▸ **Given request**
Go through the data below. Pull out every line that has the word "сети".

─── Given records ───

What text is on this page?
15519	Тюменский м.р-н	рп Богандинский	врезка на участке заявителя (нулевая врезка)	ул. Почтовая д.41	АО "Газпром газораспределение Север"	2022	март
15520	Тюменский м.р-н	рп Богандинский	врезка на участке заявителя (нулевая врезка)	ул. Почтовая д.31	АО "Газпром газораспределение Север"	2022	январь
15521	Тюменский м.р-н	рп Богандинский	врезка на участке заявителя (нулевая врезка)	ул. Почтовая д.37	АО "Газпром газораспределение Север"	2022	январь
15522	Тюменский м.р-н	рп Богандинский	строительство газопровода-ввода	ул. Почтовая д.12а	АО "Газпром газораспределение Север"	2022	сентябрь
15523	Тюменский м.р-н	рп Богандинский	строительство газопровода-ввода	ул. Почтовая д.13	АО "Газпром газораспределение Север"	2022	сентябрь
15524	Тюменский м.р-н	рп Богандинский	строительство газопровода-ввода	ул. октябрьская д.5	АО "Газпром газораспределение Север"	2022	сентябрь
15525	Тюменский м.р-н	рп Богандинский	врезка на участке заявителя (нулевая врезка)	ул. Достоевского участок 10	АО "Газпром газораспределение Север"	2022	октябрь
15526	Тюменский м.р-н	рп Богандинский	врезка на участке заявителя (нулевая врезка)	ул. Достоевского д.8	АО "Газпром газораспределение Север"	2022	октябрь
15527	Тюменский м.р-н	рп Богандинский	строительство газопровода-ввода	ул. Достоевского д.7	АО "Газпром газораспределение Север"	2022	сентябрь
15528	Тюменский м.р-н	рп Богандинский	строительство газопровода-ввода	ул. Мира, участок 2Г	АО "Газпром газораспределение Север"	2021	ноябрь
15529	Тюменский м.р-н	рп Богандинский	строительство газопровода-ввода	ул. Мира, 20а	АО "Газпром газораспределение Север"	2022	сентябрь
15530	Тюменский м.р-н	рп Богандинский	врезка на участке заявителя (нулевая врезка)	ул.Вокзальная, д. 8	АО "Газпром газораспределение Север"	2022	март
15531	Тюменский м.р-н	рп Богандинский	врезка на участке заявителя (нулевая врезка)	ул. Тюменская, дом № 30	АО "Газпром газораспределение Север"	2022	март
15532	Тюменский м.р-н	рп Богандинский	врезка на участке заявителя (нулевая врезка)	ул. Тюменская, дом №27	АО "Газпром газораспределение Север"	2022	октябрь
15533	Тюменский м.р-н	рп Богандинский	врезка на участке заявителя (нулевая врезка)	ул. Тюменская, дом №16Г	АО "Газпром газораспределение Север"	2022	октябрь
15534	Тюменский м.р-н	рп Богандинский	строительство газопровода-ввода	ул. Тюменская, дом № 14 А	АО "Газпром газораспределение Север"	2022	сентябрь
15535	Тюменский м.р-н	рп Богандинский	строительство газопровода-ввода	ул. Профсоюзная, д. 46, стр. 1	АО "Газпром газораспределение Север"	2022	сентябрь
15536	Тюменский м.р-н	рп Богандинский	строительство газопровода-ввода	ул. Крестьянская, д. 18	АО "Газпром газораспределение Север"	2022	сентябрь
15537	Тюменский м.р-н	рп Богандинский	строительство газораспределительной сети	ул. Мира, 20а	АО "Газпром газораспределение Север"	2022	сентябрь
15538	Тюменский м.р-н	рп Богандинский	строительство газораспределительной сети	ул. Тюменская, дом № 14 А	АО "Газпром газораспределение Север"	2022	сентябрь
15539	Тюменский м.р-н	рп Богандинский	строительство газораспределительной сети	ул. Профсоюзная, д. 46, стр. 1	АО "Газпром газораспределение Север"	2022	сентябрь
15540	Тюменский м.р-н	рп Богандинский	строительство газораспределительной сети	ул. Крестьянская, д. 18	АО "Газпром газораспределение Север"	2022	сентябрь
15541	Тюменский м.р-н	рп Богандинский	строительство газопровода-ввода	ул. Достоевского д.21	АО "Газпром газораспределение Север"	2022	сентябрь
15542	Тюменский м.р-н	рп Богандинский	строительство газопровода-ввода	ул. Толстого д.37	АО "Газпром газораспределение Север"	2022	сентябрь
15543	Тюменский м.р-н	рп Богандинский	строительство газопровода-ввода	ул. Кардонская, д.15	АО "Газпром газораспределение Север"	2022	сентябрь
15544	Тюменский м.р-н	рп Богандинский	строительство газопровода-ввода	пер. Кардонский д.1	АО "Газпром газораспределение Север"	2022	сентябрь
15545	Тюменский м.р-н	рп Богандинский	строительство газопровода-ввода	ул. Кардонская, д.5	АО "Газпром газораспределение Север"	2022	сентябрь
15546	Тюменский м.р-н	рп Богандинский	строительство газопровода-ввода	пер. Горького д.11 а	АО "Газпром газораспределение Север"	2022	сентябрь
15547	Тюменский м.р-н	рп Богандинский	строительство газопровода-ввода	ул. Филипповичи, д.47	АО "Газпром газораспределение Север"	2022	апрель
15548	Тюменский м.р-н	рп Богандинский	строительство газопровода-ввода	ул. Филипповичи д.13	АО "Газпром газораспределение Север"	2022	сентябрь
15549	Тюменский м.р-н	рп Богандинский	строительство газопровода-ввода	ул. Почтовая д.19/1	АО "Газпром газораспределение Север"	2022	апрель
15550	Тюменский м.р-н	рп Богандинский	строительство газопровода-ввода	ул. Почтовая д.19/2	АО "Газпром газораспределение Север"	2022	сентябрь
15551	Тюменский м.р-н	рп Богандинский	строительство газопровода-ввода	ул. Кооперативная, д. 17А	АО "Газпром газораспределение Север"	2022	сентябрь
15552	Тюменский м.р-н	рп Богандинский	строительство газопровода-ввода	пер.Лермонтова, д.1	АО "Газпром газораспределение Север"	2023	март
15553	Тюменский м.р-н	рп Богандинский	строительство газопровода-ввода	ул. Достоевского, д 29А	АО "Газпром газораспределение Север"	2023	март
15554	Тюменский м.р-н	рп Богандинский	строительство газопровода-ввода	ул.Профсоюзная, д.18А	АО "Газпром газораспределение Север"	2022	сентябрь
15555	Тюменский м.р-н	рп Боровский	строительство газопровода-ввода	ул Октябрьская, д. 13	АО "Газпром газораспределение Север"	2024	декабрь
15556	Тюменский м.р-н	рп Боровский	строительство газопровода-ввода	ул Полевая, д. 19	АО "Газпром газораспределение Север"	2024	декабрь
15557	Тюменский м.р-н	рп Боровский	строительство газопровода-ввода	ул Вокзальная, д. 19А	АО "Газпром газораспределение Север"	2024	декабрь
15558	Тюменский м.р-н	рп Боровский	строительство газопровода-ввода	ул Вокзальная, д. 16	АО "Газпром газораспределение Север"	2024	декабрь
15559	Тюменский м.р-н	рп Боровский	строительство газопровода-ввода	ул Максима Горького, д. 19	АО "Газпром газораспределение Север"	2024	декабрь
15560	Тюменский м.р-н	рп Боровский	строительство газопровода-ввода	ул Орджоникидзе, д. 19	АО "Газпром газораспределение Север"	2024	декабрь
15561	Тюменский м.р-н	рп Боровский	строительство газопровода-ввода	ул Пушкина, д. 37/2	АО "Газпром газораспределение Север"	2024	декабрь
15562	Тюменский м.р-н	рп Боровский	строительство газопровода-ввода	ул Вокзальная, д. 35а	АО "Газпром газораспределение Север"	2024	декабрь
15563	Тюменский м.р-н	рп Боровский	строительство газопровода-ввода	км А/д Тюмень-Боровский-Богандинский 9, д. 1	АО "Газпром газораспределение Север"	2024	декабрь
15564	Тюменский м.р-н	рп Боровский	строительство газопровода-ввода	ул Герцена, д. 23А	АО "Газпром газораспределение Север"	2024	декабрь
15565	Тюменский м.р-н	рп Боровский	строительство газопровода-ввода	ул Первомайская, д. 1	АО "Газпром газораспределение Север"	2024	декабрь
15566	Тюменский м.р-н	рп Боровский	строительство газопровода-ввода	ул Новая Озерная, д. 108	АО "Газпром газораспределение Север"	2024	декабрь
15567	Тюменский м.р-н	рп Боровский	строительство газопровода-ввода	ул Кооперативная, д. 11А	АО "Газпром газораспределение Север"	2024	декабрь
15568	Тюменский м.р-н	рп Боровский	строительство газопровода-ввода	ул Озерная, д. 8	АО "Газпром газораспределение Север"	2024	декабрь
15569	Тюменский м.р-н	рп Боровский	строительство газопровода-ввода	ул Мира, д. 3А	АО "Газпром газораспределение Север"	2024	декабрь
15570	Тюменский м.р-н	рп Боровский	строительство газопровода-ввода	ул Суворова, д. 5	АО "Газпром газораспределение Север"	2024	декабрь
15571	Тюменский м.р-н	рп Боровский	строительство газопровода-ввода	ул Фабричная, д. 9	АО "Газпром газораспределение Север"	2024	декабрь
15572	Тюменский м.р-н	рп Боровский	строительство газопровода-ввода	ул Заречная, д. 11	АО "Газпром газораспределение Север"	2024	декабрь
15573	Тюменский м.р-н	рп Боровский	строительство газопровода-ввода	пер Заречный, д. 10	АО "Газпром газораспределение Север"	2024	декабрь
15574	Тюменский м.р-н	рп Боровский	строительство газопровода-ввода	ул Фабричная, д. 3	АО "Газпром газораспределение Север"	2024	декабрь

───

▸ **Solution to this problem**
15537	Тюменский м.р-н	рп Богандинский	строительство газораспределительной сети	ул. Мира, 20а	АО "Газпром газораспределение Север"	2022	сентябрь
15538	Тюменский м.р-н	рп Богандинский	строительство газораспределительной сети	ул. Тюменская, дом № 14 А	АО "Газпром газораспределение Север"	2022	сентябрь
15539	Тюменский м.р-н	рп Богандинский	строительство газораспределительной сети	ул. Профсоюзная, д. 46, стр. 1	АО "Газпром газораспределение Север"	2022	сентябрь
15540	Тюменский м.р-н	рп Богандинский	строительство газораспределительной сети	ул. Крестьянская, д. 18	АО "Газпром газораспределение Север"	2022	сентябрь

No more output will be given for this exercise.